* Consignes
a - Répondez aux questions suivantes d'après le texte consacré à Don Winslow :
(i) Quel âge a Art Keller ?
(ii) Combien de personnes sont tuées dans le massacre décrit au début du roman ?
(iii) Qui a réalisé le film sorti en 2005 sur Truman Capote ?
b - Reprenez, dans le texte consacré à Don Winslow, tout le passage allant de « Suit la description » jusqu'à « partie de plaisir. », en remplaçant « massacre » par « carnage ».
c - Rédigez la suite du texte consacré à Don Winslow, à partir de sa dernière phrase.

Don Winslow est célèbre notamment pour ses deux ouvrages consacrés au trafic de drogue mexicain. La scène qui ouvre son best-seller « La griffe du chien » (2005 aux Etats-Unis, 2007 en France) est située à El Sauzal, Etat de Baja California, Mexique, 1997, et commence ainsi :
« Le bébé est mort dans les bras de la mère ».
Le corps de la mère couvrant celui du bébé dans une terrible torsion, un vain effort pour lui éviter la mort.
Suit la description du massacre de dix-neuf personnes – hommes, femmes, enfants – parmi les plus glaçantes de la littérature
Art Keller, quarante-sept ans, membre de la DEA (Drug Enforcement Administration, l’agence américaine de lutte contre la drogue créée en 1973 par Nixon) contemple ce massacre dont il est responsable : il a fait croire que le chef de famille était un informateur.
Puis il nous raconte sur plus de huit-cents pages la lutte perdue par les États-Unis contre les cartels de drogue mexicains et colombiens entre 1975 et 1997.
Seuls certains de ces auteurs de polars américains savent pénétrer au cœur d’une réalité interdite, en démonter les mécanismes secrets pas à pas, jour après jour, minutieusement, impitoyablement, dans toute leur brutalité et toute leur horreur. Par comparaison, «Le Parrain » de Coppola est une partie de plaisir.
Truman Capote (celui-là même de «Breakfast at Tiffany’s» !) a ouvert la voie en décidant de quitter New York un beau jour de 1959 et de se rendre à Holcomb, Texas, pour comprendre comment deux petits malfrats avaient assassiné une nuit toute une famille inconnue. On connaît la suite, et comment Capote écrira « De sang-froid » et finira par se perdre dans cette histoire (voir le film éponyme de Bennett Miller sorti en 2005, avec l’excellent et regretté Philip Seymour Hofmann faisant une éblouissante composition dans le rôle-titre).

* Données sources

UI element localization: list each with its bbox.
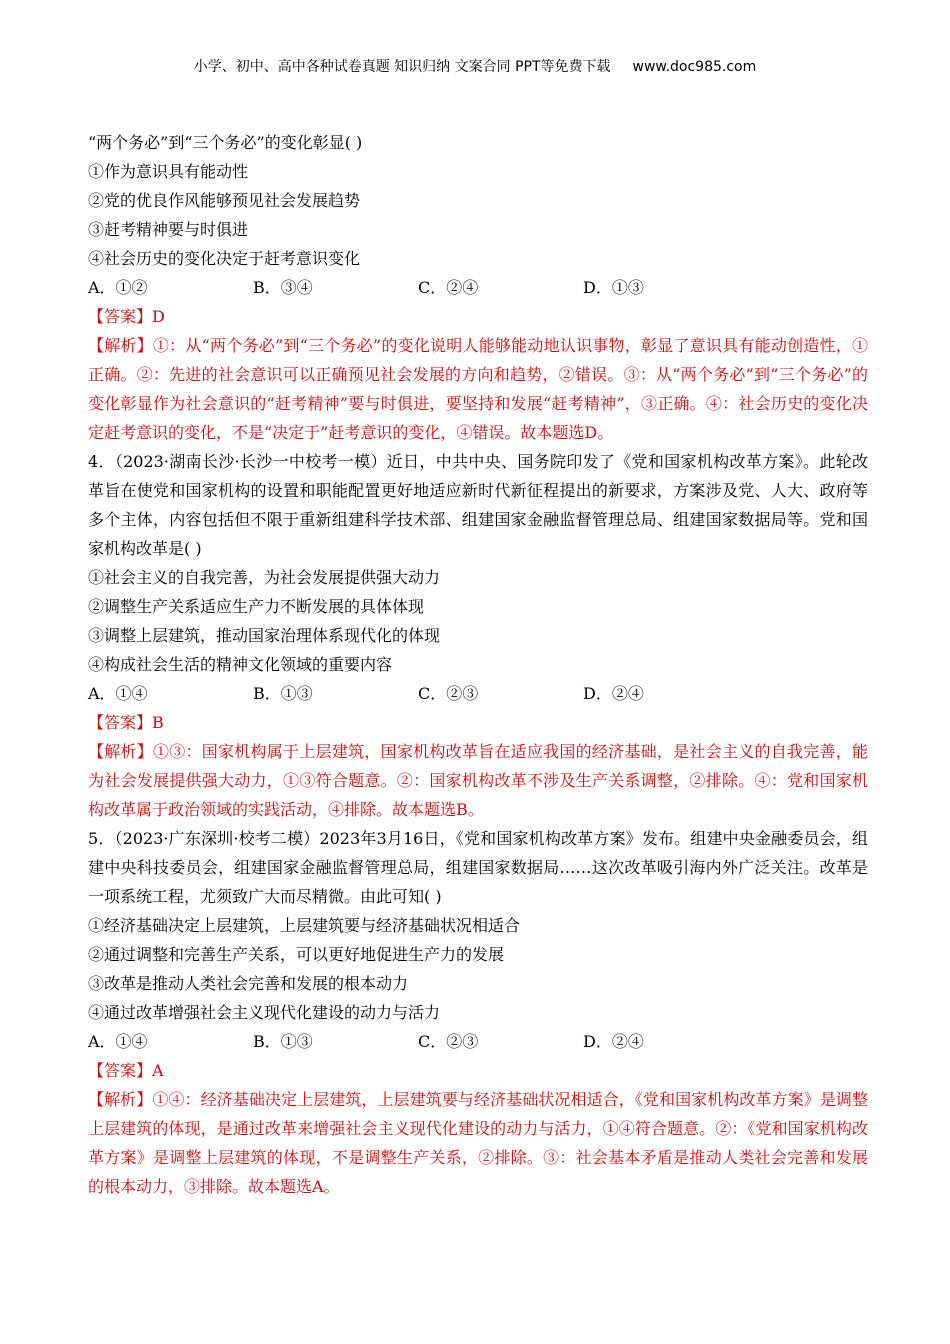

* Réponses
a -
(i) Quarante-sept ans.
(ii) Dix-neuf personnes.
(iii) Bennett Miller.

b -
Suit la description du carnage de dix-neuf personnes – hommes, femmes, enfants – parmi les plus glaçantes de la littérature
Art Keller, quarante-sept ans, membre de la DEA (Drug Enforcement Administration, l’agence américaine de lutte contre la drogue créée en 1973 par Nixon) contemple ce carnage dont il est responsable : il a fait croire que le chef de famille était un informateur.
Puis il nous raconte sur plus de huit-cents pages la lutte perdue par les États-Unis contre les cartels de drogue mexicains et colombiens entre 1975 et 1997.
Seuls certains de ces auteurs de polars américains savent pénétrer au cœur d’une réalité interdite, en démonter les mécanismes secrets pas à pas, jour après jour, minutieusement, impitoyablement, dans toute leur brutalité et toute leur horreur. Par comparaison, «Le Parrain » de Coppola est une partie de plaisir.

c -
Capote ayant montré comment appliquer la technique du journalisme d’investigation (pure invention yankee) au roman noir, Don Winslow a donc pris la suite avec « La griffe du chien » puis « Cartel » (2015 aux Etats-Unis, 2016 en France), suite des aventures de Keller tiré de sa retraite consacrée à l’élevage des abeilles (comme Sherlock Holmes !) par son impitoyable ennemi des cartels mexicains.
Après ces deux livres sur la question (et en attendant un troisième qui bouclera la trilogie), Don Winslow a quitté sa Californie adoptive pour revenir sur ses propres traces dans sa ville natale, alias New York. Il lui a fallu atteindre soixante-quatre ans et avoir publié dix-neuf romans pour se sentir capable d’affronter la légendaire, la redoutable NYPD (New York Police Department), tant de fois déjà immortalisée à l’écrit comme sur le petit et le grand écran.
Le livre s’appelle « Corruption » en français et « The Force » en anglais, et nous raconte « the rise and fall » (ascension et faillite) de cette petite unité d’élite de North Manhattan coiffée par le fulgurant Denny Malone et sa garde rapprochée : son frère à la vie à la mort Phil Russo, Big Monty le grand Black très « old school », et le petit jeune Billy O’Neill. Impossible de ne pas penser à la saga de la bande de Steve Carella de la 87ème
Brigade (« 87th Precinct »), imaginée à partir des années 50 par Ed McBain.
Mais avant toute chose, il faut lire trois pages de noms avec grade et fonction, trois pages entières précédées de cette mention : « Pendant que j’écrivais ce roman, tous ces représentants de l’ordre ont été assassinés. Ce livre leur est dédié. »
Grand frisson, et on embraye aussitôt sur six pages intitulées « Le dernier homme au monde », où l’on voit Dennis Malone, the King of the Force, dans le dernier des lieux imaginables, le Metropolitan Correctional Center.
À partir de là, nous n’allons pas cesser de nous demander comment notre héros s’est retrouvé là, et il faudra quelque cinq cents pages pour nous ramener dans cette cellule. Vient alors le prologue, et nous voilà plongés au cœur du « coup » qui va faire basculer les dix-huit années passées par ces flics d’élite à assainir leur territoire.
Peut-on passer dix-huit ans parmi la pègre newyorkaise, emprunter ses méthodes,
frôler sans cesse la compromission, sans faillir un jour ? Réponse ambiguë de Don Winslow, qui s’obstine à défendre ses héros.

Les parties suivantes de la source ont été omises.